:: Exercise description ::
Determine the number of lines holding the word "Naturkindergarten"; answer with that number only.

:: Part of a data file ::
------

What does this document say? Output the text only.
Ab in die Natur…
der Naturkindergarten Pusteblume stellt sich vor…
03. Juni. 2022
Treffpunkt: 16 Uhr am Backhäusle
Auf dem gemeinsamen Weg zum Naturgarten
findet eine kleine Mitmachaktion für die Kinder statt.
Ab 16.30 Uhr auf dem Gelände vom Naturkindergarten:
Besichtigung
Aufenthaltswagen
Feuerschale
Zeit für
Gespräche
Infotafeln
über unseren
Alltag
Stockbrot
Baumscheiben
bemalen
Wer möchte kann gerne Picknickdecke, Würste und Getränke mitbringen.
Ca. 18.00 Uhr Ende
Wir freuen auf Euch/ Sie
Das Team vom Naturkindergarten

------

:: Answer to this exercise ::
3